YOUR OBJECTIVE: Restate the records that follow word for word; no pictures should appear.

====== ITEMS

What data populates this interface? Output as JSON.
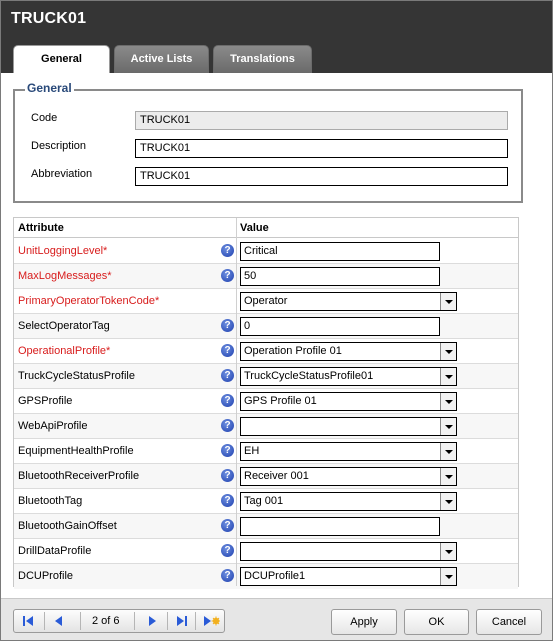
{
  "window": {
    "title": "TRUCK01"
  },
  "tabs": [
    {
      "label": "General",
      "active": true
    },
    {
      "label": "Active Lists",
      "active": false
    },
    {
      "label": "Translations",
      "active": false
    }
  ],
  "general_group": {
    "legend": "General",
    "fields": [
      {
        "label": "Code",
        "value": "TRUCK01",
        "readonly": true
      },
      {
        "label": "Description",
        "value": "TRUCK01",
        "readonly": false
      },
      {
        "label": "Abbreviation",
        "value": "TRUCK01",
        "readonly": false
      }
    ]
  },
  "attributes": {
    "headers": {
      "attribute": "Attribute",
      "value": "Value"
    },
    "rows": [
      {
        "name": "UnitLoggingLevel*",
        "required": true,
        "value": "Critical",
        "control": "input"
      },
      {
        "name": "MaxLogMessages*",
        "required": true,
        "value": "50",
        "control": "input"
      },
      {
        "name": "PrimaryOperatorTokenCode*",
        "required": true,
        "value": "Operator",
        "control": "select",
        "help": false
      },
      {
        "name": "SelectOperatorTag",
        "required": false,
        "value": "0",
        "control": "input"
      },
      {
        "name": "OperationalProfile*",
        "required": true,
        "value": "Operation Profile 01",
        "control": "select"
      },
      {
        "name": "TruckCycleStatusProfile",
        "required": false,
        "value": "TruckCycleStatusProfile01",
        "control": "select"
      },
      {
        "name": "GPSProfile",
        "required": false,
        "value": "GPS Profile 01",
        "control": "select"
      },
      {
        "name": "WebApiProfile",
        "required": false,
        "value": "",
        "control": "select"
      },
      {
        "name": "EquipmentHealthProfile",
        "required": false,
        "value": "EH",
        "control": "select"
      },
      {
        "name": "BluetoothReceiverProfile",
        "required": false,
        "value": "Receiver 001",
        "control": "select"
      },
      {
        "name": "BluetoothTag",
        "required": false,
        "value": "Tag 001",
        "control": "select"
      },
      {
        "name": "BluetoothGainOffset",
        "required": false,
        "value": "",
        "control": "input"
      },
      {
        "name": "DrillDataProfile",
        "required": false,
        "value": "",
        "control": "select"
      },
      {
        "name": "DCUProfile",
        "required": false,
        "value": "DCUProfile1",
        "control": "select"
      }
    ],
    "help_glyph": "?"
  },
  "pager": {
    "text": "2 of 6"
  },
  "buttons": {
    "apply": "Apply",
    "ok": "OK",
    "cancel": "Cancel"
  },
  "icons": {
    "first": "first-page-icon",
    "prev": "previous-page-icon",
    "next": "next-page-icon",
    "last": "last-page-icon",
    "new": "new-record-icon",
    "help": "help-icon",
    "dropdown": "chevron-down-icon"
  },
  "colors": {
    "titlebar": "#353535",
    "required": "#d81c1c",
    "legend": "#2a4a7a",
    "help_icon": "#1e3fae",
    "pager_arrows": "#2a5bd7"
  }
}
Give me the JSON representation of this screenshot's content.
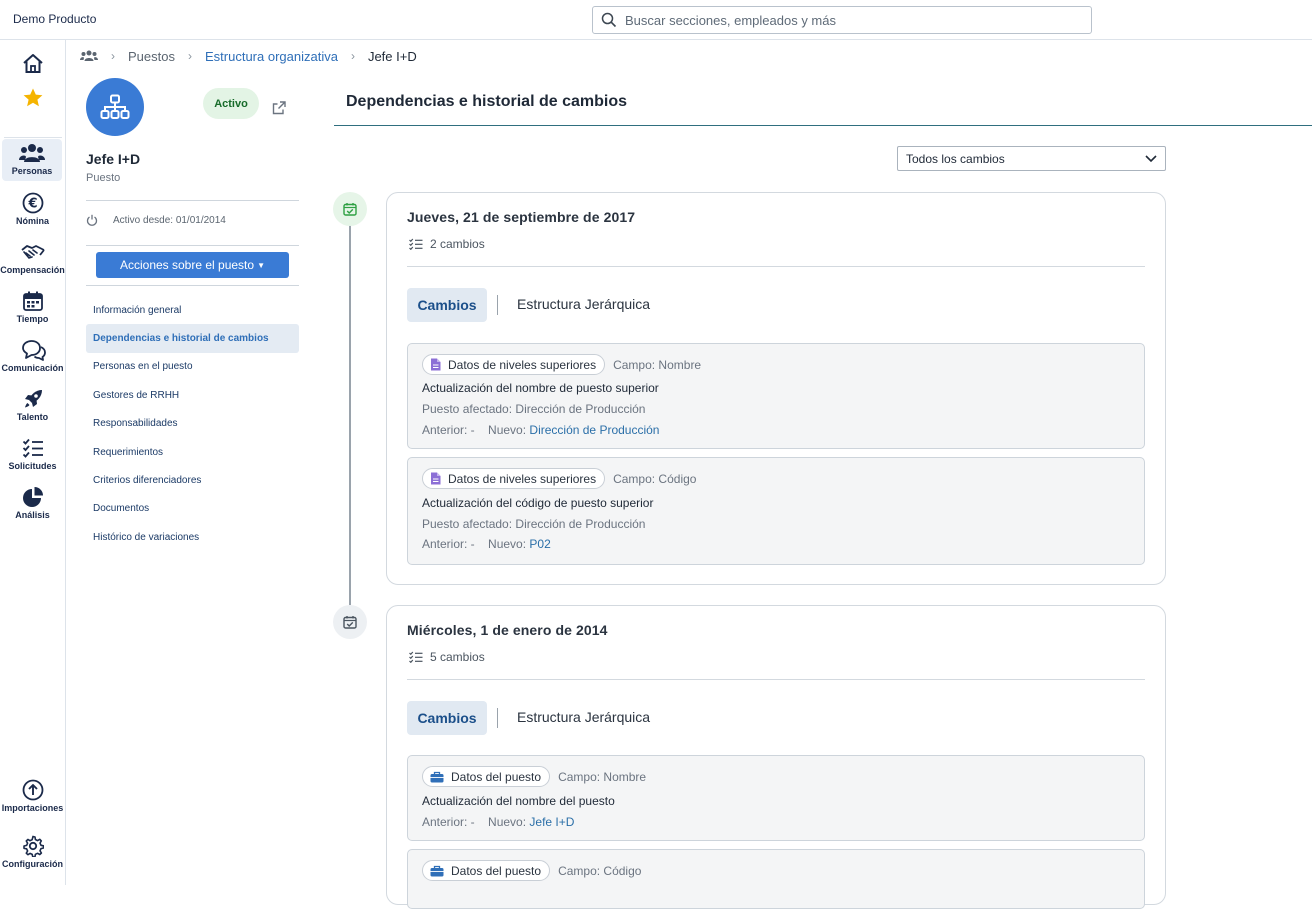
{
  "app": {
    "title": "Demo Producto"
  },
  "search": {
    "placeholder": "Buscar secciones, empleados y más"
  },
  "rail": {
    "top_items": [
      {
        "label": "",
        "icon": "home-icon"
      },
      {
        "label": "",
        "icon": "star-icon"
      }
    ],
    "items": [
      {
        "label": "Personas",
        "icon": "people-icon",
        "active": true
      },
      {
        "label": "Nómina",
        "icon": "euro-icon"
      },
      {
        "label": "Compensación",
        "icon": "handshake-icon"
      },
      {
        "label": "Tiempo",
        "icon": "calendar-icon"
      },
      {
        "label": "Comunicación",
        "icon": "chat-icon"
      },
      {
        "label": "Talento",
        "icon": "rocket-icon"
      },
      {
        "label": "Solicitudes",
        "icon": "checklist-icon"
      },
      {
        "label": "Análisis",
        "icon": "pie-icon"
      }
    ],
    "bottom_items": [
      {
        "label": "Importaciones",
        "icon": "upload-icon"
      },
      {
        "label": "Configuración",
        "icon": "gear-icon"
      }
    ]
  },
  "breadcrumb": {
    "items": [
      "Puestos",
      "Estructura organizativa",
      "Jefe I+D"
    ]
  },
  "position": {
    "name": "Jefe I+D",
    "type": "Puesto",
    "status": "Activo",
    "since": "Activo desde: 01/01/2014",
    "actions_label": "Acciones sobre el puesto"
  },
  "nav": {
    "items": [
      {
        "label": "Información general"
      },
      {
        "label": "Dependencias e historial de cambios",
        "active": true
      },
      {
        "label": "Personas en el puesto"
      },
      {
        "label": "Gestores de RRHH"
      },
      {
        "label": "Responsabilidades"
      },
      {
        "label": "Requerimientos"
      },
      {
        "label": "Criterios diferenciadores"
      },
      {
        "label": "Documentos"
      },
      {
        "label": "Histórico de variaciones"
      }
    ]
  },
  "main": {
    "title": "Dependencias e historial de cambios",
    "filter": "Todos los cambios",
    "tabs": {
      "cambios": "Cambios",
      "estructura": "Estructura Jerárquica"
    },
    "entries": [
      {
        "date": "Jueves, 21 de septiembre de 2017",
        "count": "2 cambios",
        "changes": [
          {
            "chip": "Datos de niveles superiores",
            "campo": "Campo: Nombre",
            "title": "Actualización del nombre de puesto superior",
            "affected": "Puesto afectado: Dirección de Producción",
            "anterior": "Anterior: -",
            "nuevo_label": "Nuevo:",
            "nuevo_value": "Dirección de Producción"
          },
          {
            "chip": "Datos de niveles superiores",
            "campo": "Campo: Código",
            "title": "Actualización del código de puesto superior",
            "affected": "Puesto afectado: Dirección de Producción",
            "anterior": "Anterior: -",
            "nuevo_label": "Nuevo:",
            "nuevo_value": "P02"
          }
        ]
      },
      {
        "date": "Miércoles, 1 de enero de 2014",
        "count": "5 cambios",
        "changes": [
          {
            "chip": "Datos del puesto",
            "campo": "Campo: Nombre",
            "title": "Actualización del nombre del puesto",
            "anterior": "Anterior: -",
            "nuevo_label": "Nuevo:",
            "nuevo_value": "Jefe I+D"
          },
          {
            "chip": "Datos del puesto",
            "campo": "Campo: Código"
          }
        ]
      }
    ]
  },
  "colors": {
    "accent": "#3a7bd5",
    "active_green": "#176b2a",
    "timeline_green": "#2ea043",
    "link": "#2b6fa8"
  }
}
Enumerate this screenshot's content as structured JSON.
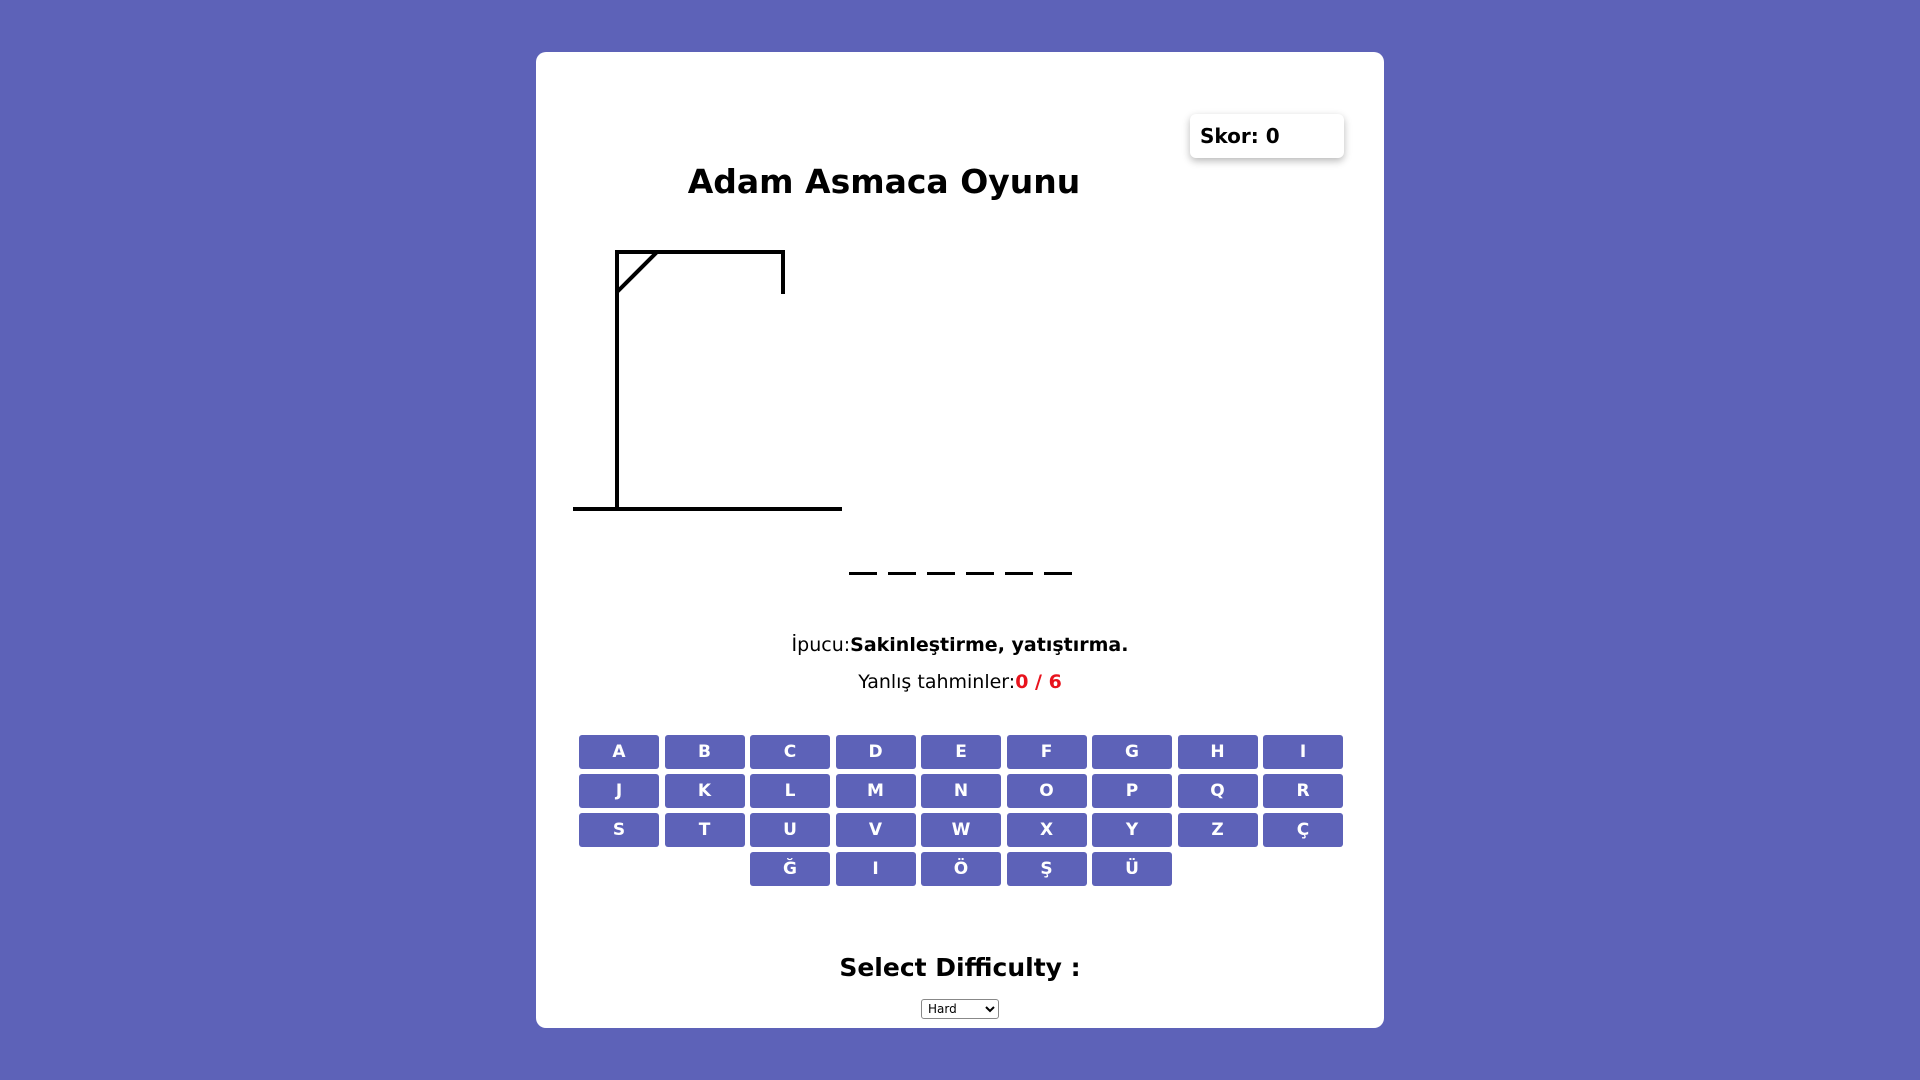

============

RESULT:
What data populates this interface? Output as JSON.
{
  "window": {
    "title": "TRUCK01"
  },
  "tabs": [
    {
      "label": "General",
      "active": true
    },
    {
      "label": "Active Lists",
      "active": false
    },
    {
      "label": "Translations",
      "active": false
    }
  ],
  "general_group": {
    "legend": "General",
    "fields": [
      {
        "label": "Code",
        "value": "TRUCK01",
        "readonly": true
      },
      {
        "label": "Description",
        "value": "TRUCK01",
        "readonly": false
      },
      {
        "label": "Abbreviation",
        "value": "TRUCK01",
        "readonly": false
      }
    ]
  },
  "attributes": {
    "headers": {
      "attribute": "Attribute",
      "value": "Value"
    },
    "rows": [
      {
        "name": "UnitLoggingLevel*",
        "required": true,
        "value": "Critical",
        "control": "input"
      },
      {
        "name": "MaxLogMessages*",
        "required": true,
        "value": "50",
        "control": "input"
      },
      {
        "name": "PrimaryOperatorTokenCode*",
        "required": true,
        "value": "Operator",
        "control": "select",
        "help": false
      },
      {
        "name": "SelectOperatorTag",
        "required": false,
        "value": "0",
        "control": "input"
      },
      {
        "name": "OperationalProfile*",
        "required": true,
        "value": "Operation Profile 01",
        "control": "select"
      },
      {
        "name": "TruckCycleStatusProfile",
        "required": false,
        "value": "TruckCycleStatusProfile01",
        "control": "select"
      },
      {
        "name": "GPSProfile",
        "required": false,
        "value": "GPS Profile 01",
        "control": "select"
      },
      {
        "name": "WebApiProfile",
        "required": false,
        "value": "",
        "control": "select"
      },
      {
        "name": "EquipmentHealthProfile",
        "required": false,
        "value": "EH",
        "control": "select"
      },
      {
        "name": "BluetoothReceiverProfile",
        "required": false,
        "value": "Receiver 001",
        "control": "select"
      },
      {
        "name": "BluetoothTag",
        "required": false,
        "value": "Tag 001",
        "control": "select"
      },
      {
        "name": "BluetoothGainOffset",
        "required": false,
        "value": "",
        "control": "input"
      },
      {
        "name": "DrillDataProfile",
        "required": false,
        "value": "",
        "control": "select"
      },
      {
        "name": "DCUProfile",
        "required": false,
        "value": "DCUProfile1",
        "control": "select"
      }
    ],
    "help_glyph": "?"
  },
  "pager": {
    "text": "2 of 6"
  },
  "buttons": {
    "apply": "Apply",
    "ok": "OK",
    "cancel": "Cancel"
  },
  "icons": {
    "first": "first-page-icon",
    "prev": "previous-page-icon",
    "next": "next-page-icon",
    "last": "last-page-icon",
    "new": "new-record-icon",
    "help": "help-icon",
    "dropdown": "chevron-down-icon"
  },
  "colors": {
    "titlebar": "#353535",
    "required": "#d81c1c",
    "legend": "#2a4a7a",
    "help_icon": "#1e3fae",
    "pager_arrows": "#2a5bd7"
  }
}
Give me the JSON representation of this screenshot's content.
{
  "app": {
    "title": "Demo Producto"
  },
  "search": {
    "placeholder": "Buscar secciones, empleados y más"
  },
  "rail": {
    "top_items": [
      {
        "label": "",
        "icon": "home-icon"
      },
      {
        "label": "",
        "icon": "star-icon"
      }
    ],
    "items": [
      {
        "label": "Personas",
        "icon": "people-icon",
        "active": true
      },
      {
        "label": "Nómina",
        "icon": "euro-icon"
      },
      {
        "label": "Compensación",
        "icon": "handshake-icon"
      },
      {
        "label": "Tiempo",
        "icon": "calendar-icon"
      },
      {
        "label": "Comunicación",
        "icon": "chat-icon"
      },
      {
        "label": "Talento",
        "icon": "rocket-icon"
      },
      {
        "label": "Solicitudes",
        "icon": "checklist-icon"
      },
      {
        "label": "Análisis",
        "icon": "pie-icon"
      }
    ],
    "bottom_items": [
      {
        "label": "Importaciones",
        "icon": "upload-icon"
      },
      {
        "label": "Configuración",
        "icon": "gear-icon"
      }
    ]
  },
  "breadcrumb": {
    "items": [
      "Puestos",
      "Estructura organizativa",
      "Jefe I+D"
    ]
  },
  "position": {
    "name": "Jefe I+D",
    "type": "Puesto",
    "status": "Activo",
    "since": "Activo desde: 01/01/2014",
    "actions_label": "Acciones sobre el puesto"
  },
  "nav": {
    "items": [
      {
        "label": "Información general"
      },
      {
        "label": "Dependencias e historial de cambios",
        "active": true
      },
      {
        "label": "Personas en el puesto"
      },
      {
        "label": "Gestores de RRHH"
      },
      {
        "label": "Responsabilidades"
      },
      {
        "label": "Requerimientos"
      },
      {
        "label": "Criterios diferenciadores"
      },
      {
        "label": "Documentos"
      },
      {
        "label": "Histórico de variaciones"
      }
    ]
  },
  "main": {
    "title": "Dependencias e historial de cambios",
    "filter": "Todos los cambios",
    "tabs": {
      "cambios": "Cambios",
      "estructura": "Estructura Jerárquica"
    },
    "entries": [
      {
        "date": "Jueves, 21 de septiembre de 2017",
        "count": "2 cambios",
        "changes": [
          {
            "chip": "Datos de niveles superiores",
            "campo": "Campo: Nombre",
            "title": "Actualización del nombre de puesto superior",
            "affected": "Puesto afectado: Dirección de Producción",
            "anterior": "Anterior: -",
            "nuevo_label": "Nuevo:",
            "nuevo_value": "Dirección de Producción"
          },
          {
            "chip": "Datos de niveles superiores",
            "campo": "Campo: Código",
            "title": "Actualización del código de puesto superior",
            "affected": "Puesto afectado: Dirección de Producción",
            "anterior": "Anterior: -",
            "nuevo_label": "Nuevo:",
            "nuevo_value": "P02"
          }
        ]
      },
      {
        "date": "Miércoles, 1 de enero de 2014",
        "count": "5 cambios",
        "changes": [
          {
            "chip": "Datos del puesto",
            "campo": "Campo: Nombre",
            "title": "Actualización del nombre del puesto",
            "anterior": "Anterior: -",
            "nuevo_label": "Nuevo:",
            "nuevo_value": "Jefe I+D"
          },
          {
            "chip": "Datos del puesto",
            "campo": "Campo: Código"
          }
        ]
      }
    ]
  },
  "colors": {
    "accent": "#3a7bd5",
    "active_green": "#176b2a",
    "timeline_green": "#2ea043",
    "link": "#2b6fa8"
  }
}
Enumerate this screenshot's content as structured JSON.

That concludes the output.